▶ **What needs to be done**
All entries are to be given again verbatim.

▶ **Stored entries**

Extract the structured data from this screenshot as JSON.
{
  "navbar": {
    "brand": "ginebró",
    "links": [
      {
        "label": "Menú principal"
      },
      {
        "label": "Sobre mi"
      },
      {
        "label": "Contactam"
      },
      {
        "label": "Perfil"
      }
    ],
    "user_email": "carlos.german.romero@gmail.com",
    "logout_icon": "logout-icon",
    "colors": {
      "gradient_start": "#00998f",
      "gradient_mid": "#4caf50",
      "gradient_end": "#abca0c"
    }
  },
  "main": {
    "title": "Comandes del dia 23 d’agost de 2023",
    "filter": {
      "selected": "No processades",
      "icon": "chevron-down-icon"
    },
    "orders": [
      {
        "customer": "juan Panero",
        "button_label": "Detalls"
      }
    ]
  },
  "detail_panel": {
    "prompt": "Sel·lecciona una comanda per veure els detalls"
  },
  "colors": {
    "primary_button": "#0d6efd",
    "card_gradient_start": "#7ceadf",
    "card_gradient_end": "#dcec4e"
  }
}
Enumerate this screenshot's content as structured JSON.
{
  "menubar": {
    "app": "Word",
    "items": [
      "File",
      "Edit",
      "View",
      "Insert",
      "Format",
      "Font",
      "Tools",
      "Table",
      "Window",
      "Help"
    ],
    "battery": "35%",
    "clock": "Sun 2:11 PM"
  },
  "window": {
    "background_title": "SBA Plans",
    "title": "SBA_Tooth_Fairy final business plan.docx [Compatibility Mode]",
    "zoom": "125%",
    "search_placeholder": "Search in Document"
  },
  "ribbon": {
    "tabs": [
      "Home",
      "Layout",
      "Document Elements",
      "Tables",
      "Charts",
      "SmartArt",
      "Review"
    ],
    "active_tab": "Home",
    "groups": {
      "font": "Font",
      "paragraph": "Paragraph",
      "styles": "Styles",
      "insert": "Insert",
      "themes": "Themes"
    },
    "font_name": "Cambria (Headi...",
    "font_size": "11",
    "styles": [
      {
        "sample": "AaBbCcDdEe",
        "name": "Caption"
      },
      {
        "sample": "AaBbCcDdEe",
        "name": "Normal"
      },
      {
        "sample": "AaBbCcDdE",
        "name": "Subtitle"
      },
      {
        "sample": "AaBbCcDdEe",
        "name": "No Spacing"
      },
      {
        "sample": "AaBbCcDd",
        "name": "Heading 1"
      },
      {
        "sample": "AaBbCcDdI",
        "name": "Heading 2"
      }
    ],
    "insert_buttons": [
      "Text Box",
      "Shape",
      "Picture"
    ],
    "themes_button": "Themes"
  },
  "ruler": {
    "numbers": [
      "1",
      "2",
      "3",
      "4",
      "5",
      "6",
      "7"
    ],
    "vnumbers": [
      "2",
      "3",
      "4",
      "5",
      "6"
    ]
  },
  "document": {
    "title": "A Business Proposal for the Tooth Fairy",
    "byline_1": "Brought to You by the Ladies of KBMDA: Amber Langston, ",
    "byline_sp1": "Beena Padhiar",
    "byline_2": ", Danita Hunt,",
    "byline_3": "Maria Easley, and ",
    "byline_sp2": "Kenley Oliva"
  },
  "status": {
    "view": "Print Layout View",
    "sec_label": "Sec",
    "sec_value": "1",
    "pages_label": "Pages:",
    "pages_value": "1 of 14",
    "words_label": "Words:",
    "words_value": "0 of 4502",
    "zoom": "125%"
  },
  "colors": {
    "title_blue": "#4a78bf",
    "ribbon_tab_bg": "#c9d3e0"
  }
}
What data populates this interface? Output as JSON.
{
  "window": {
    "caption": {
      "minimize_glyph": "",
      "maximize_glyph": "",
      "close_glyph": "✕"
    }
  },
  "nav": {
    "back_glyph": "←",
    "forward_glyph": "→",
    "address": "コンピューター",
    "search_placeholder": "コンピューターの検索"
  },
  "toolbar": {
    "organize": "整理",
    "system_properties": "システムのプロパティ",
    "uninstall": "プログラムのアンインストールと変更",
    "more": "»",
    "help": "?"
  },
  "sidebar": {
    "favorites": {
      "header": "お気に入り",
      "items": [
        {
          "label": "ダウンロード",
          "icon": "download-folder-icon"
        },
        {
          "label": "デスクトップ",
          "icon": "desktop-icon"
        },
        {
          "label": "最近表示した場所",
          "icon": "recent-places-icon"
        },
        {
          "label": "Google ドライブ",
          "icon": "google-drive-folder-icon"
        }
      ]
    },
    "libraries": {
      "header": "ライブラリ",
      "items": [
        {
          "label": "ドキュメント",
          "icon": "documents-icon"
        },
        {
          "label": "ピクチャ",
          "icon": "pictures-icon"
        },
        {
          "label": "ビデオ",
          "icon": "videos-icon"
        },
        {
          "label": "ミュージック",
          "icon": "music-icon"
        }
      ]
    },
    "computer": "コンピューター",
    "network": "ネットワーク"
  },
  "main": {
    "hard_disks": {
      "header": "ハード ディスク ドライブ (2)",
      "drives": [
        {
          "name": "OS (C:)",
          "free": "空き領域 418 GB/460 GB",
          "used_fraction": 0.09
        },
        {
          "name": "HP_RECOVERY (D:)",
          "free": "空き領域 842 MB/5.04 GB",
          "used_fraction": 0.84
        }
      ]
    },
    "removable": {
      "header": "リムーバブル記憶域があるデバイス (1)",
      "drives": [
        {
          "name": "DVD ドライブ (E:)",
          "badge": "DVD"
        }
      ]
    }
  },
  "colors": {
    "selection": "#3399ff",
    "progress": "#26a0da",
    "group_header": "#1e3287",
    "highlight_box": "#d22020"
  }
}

▶ **Result**
Extract the structured data from this screenshot as JSON.
{
  "navbar": {
    "brand": "ginebró",
    "links": [
      {
        "label": "Menú principal"
      },
      {
        "label": "Sobre mi"
      },
      {
        "label": "Contactam"
      },
      {
        "label": "Perfil"
      }
    ],
    "user_email": "carlos.german.romero@gmail.com",
    "logout_icon": "logout-icon",
    "colors": {
      "gradient_start": "#00998f",
      "gradient_mid": "#4caf50",
      "gradient_end": "#abca0c"
    }
  },
  "main": {
    "title": "Comandes del dia 23 d’agost de 2023",
    "filter": {
      "selected": "No processades",
      "icon": "chevron-down-icon"
    },
    "orders": [
      {
        "customer": "juan Panero",
        "button_label": "Detalls"
      }
    ]
  },
  "detail_panel": {
    "prompt": "Sel·lecciona una comanda per veure els detalls"
  },
  "colors": {
    "primary_button": "#0d6efd",
    "card_gradient_start": "#7ceadf",
    "card_gradient_end": "#dcec4e"
  }
}
Enumerate this screenshot's content as structured JSON.
{
  "menubar": {
    "app": "Word",
    "items": [
      "File",
      "Edit",
      "View",
      "Insert",
      "Format",
      "Font",
      "Tools",
      "Table",
      "Window",
      "Help"
    ],
    "battery": "35%",
    "clock": "Sun 2:11 PM"
  },
  "window": {
    "background_title": "SBA Plans",
    "title": "SBA_Tooth_Fairy final business plan.docx [Compatibility Mode]",
    "zoom": "125%",
    "search_placeholder": "Search in Document"
  },
  "ribbon": {
    "tabs": [
      "Home",
      "Layout",
      "Document Elements",
      "Tables",
      "Charts",
      "SmartArt",
      "Review"
    ],
    "active_tab": "Home",
    "groups": {
      "font": "Font",
      "paragraph": "Paragraph",
      "styles": "Styles",
      "insert": "Insert",
      "themes": "Themes"
    },
    "font_name": "Cambria (Headi...",
    "font_size": "11",
    "styles": [
      {
        "sample": "AaBbCcDdEe",
        "name": "Caption"
      },
      {
        "sample": "AaBbCcDdEe",
        "name": "Normal"
      },
      {
        "sample": "AaBbCcDdE",
        "name": "Subtitle"
      },
      {
        "sample": "AaBbCcDdEe",
        "name": "No Spacing"
      },
      {
        "sample": "AaBbCcDd",
        "name": "Heading 1"
      },
      {
        "sample": "AaBbCcDdI",
        "name": "Heading 2"
      }
    ],
    "insert_buttons": [
      "Text Box",
      "Shape",
      "Picture"
    ],
    "themes_button": "Themes"
  },
  "ruler": {
    "numbers": [
      "1",
      "2",
      "3",
      "4",
      "5",
      "6",
      "7"
    ],
    "vnumbers": [
      "2",
      "3",
      "4",
      "5",
      "6"
    ]
  },
  "document": {
    "title": "A Business Proposal for the Tooth Fairy",
    "byline_1": "Brought to You by the Ladies of KBMDA: Amber Langston, ",
    "byline_sp1": "Beena Padhiar",
    "byline_2": ", Danita Hunt,",
    "byline_3": "Maria Easley, and ",
    "byline_sp2": "Kenley Oliva"
  },
  "status": {
    "view": "Print Layout View",
    "sec_label": "Sec",
    "sec_value": "1",
    "pages_label": "Pages:",
    "pages_value": "1 of 14",
    "words_label": "Words:",
    "words_value": "0 of 4502",
    "zoom": "125%"
  },
  "colors": {
    "title_blue": "#4a78bf",
    "ribbon_tab_bg": "#c9d3e0"
  }
}
What data populates this interface? Output as JSON.
{
  "window": {
    "caption": {
      "minimize_glyph": "",
      "maximize_glyph": "",
      "close_glyph": "✕"
    }
  },
  "nav": {
    "back_glyph": "←",
    "forward_glyph": "→",
    "address": "コンピューター",
    "search_placeholder": "コンピューターの検索"
  },
  "toolbar": {
    "organize": "整理",
    "system_properties": "システムのプロパティ",
    "uninstall": "プログラムのアンインストールと変更",
    "more": "»",
    "help": "?"
  },
  "sidebar": {
    "favorites": {
      "header": "お気に入り",
      "items": [
        {
          "label": "ダウンロード",
          "icon": "download-folder-icon"
        },
        {
          "label": "デスクトップ",
          "icon": "desktop-icon"
        },
        {
          "label": "最近表示した場所",
          "icon": "recent-places-icon"
        },
        {
          "label": "Google ドライブ",
          "icon": "google-drive-folder-icon"
        }
      ]
    },
    "libraries": {
      "header": "ライブラリ",
      "items": [
        {
          "label": "ドキュメント",
          "icon": "documents-icon"
        },
        {
          "label": "ピクチャ",
          "icon": "pictures-icon"
        },
        {
          "label": "ビデオ",
          "icon": "videos-icon"
        },
        {
          "label": "ミュージック",
          "icon": "music-icon"
        }
      ]
    },
    "computer": "コンピューター",
    "network": "ネットワーク"
  },
  "main": {
    "hard_disks": {
      "header": "ハード ディスク ドライブ (2)",
      "drives": [
        {
          "name": "OS (C:)",
          "free": "空き領域 418 GB/460 GB",
          "used_fraction": 0.09
        },
        {
          "name": "HP_RECOVERY (D:)",
          "free": "空き領域 842 MB/5.04 GB",
          "used_fraction": 0.84
        }
      ]
    },
    "removable": {
      "header": "リムーバブル記憶域があるデバイス (1)",
      "drives": [
        {
          "name": "DVD ドライブ (E:)",
          "badge": "DVD"
        }
      ]
    }
  },
  "colors": {
    "selection": "#3399ff",
    "progress": "#26a0da",
    "group_header": "#1e3287",
    "highlight_box": "#d22020"
  }
}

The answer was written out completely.